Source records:
────────────────────────────────────────
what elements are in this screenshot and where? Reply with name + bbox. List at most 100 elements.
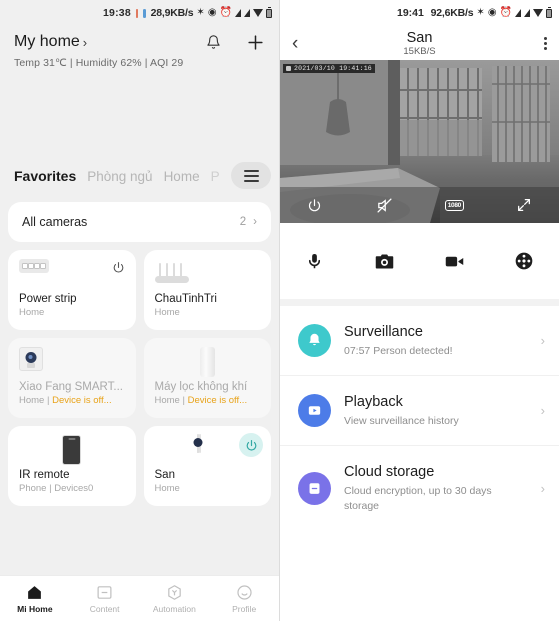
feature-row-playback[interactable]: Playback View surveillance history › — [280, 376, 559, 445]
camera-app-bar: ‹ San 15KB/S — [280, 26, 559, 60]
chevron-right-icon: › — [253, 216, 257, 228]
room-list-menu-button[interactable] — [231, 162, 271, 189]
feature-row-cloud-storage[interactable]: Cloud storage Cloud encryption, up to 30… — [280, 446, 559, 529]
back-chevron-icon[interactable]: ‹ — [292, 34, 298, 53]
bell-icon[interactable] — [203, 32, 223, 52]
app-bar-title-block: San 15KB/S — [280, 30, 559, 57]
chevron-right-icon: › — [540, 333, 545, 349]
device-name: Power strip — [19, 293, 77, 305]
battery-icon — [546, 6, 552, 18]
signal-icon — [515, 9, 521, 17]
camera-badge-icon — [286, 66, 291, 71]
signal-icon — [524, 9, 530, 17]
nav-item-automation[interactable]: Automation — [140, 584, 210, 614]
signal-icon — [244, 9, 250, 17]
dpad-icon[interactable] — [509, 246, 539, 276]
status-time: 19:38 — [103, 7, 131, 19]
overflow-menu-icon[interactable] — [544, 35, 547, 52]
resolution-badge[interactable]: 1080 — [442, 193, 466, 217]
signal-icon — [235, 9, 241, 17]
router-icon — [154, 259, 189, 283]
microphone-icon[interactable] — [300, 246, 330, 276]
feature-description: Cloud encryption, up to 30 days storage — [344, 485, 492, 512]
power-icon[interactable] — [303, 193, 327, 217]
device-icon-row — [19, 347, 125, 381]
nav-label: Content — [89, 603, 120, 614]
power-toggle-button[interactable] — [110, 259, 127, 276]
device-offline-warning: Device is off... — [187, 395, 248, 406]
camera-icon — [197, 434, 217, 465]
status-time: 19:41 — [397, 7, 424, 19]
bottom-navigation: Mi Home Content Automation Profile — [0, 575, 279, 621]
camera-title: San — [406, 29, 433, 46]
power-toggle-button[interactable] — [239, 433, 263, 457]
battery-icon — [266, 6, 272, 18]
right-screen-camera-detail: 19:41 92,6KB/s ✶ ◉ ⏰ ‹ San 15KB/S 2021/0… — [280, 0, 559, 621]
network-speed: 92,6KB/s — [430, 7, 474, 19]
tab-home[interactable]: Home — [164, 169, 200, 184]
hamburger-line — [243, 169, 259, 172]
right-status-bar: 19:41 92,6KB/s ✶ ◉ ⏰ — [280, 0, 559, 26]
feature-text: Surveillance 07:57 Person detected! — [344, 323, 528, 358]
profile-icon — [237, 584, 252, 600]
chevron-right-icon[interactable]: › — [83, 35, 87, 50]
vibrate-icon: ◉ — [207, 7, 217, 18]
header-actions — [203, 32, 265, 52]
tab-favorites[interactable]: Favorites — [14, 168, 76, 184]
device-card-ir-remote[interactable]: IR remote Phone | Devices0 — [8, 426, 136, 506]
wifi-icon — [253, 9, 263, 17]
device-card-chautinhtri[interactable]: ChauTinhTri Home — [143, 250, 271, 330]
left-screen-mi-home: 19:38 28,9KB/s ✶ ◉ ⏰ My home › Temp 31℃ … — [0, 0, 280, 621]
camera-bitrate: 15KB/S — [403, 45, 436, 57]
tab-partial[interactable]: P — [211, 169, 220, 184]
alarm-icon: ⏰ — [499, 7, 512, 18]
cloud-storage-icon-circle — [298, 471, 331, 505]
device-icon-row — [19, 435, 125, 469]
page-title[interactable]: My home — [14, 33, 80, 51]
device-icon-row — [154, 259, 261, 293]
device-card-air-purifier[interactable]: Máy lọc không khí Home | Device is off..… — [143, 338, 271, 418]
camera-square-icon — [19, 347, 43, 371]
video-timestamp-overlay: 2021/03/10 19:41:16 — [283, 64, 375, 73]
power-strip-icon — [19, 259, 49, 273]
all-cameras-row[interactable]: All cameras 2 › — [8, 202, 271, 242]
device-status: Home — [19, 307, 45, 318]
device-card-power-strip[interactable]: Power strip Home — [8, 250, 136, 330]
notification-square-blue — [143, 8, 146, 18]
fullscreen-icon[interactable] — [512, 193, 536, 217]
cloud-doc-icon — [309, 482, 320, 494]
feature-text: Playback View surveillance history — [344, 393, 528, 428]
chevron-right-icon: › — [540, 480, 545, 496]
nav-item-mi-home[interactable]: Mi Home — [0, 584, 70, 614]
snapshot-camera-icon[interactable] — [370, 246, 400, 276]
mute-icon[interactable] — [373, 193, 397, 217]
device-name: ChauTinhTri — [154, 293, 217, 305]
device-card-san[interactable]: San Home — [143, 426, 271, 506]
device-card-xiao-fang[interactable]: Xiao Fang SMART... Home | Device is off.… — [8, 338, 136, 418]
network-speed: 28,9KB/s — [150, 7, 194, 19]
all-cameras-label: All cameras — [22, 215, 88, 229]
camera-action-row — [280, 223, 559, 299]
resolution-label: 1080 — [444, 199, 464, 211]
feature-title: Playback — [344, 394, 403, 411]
────────────────────────────────────────
> **EXERCISE REQUIREMENTS**: Can you update the items that begin at the line with "feature-row-playback[interactable]: Playback View" and stop after the line with "bell-icon[interactable] — [203, 32, 223, 52]", swapping "interactable" for "clickable" and leaving everything else unchanged? Return only those lines.

> **THE SOLUTION**:
feature-row-playback[clickable]: Playback View surveillance history › — [280, 376, 559, 445]
camera-app-bar: ‹ San 15KB/S — [280, 26, 559, 60]
chevron-right-icon: › — [253, 216, 257, 228]
room-list-menu-button[clickable] — [231, 162, 271, 189]
feature-row-cloud-storage[clickable]: Cloud storage Cloud encryption, up to 30… — [280, 446, 559, 529]
back-chevron-icon[clickable]: ‹ — [292, 34, 298, 53]
bell-icon[clickable] — [203, 32, 223, 52]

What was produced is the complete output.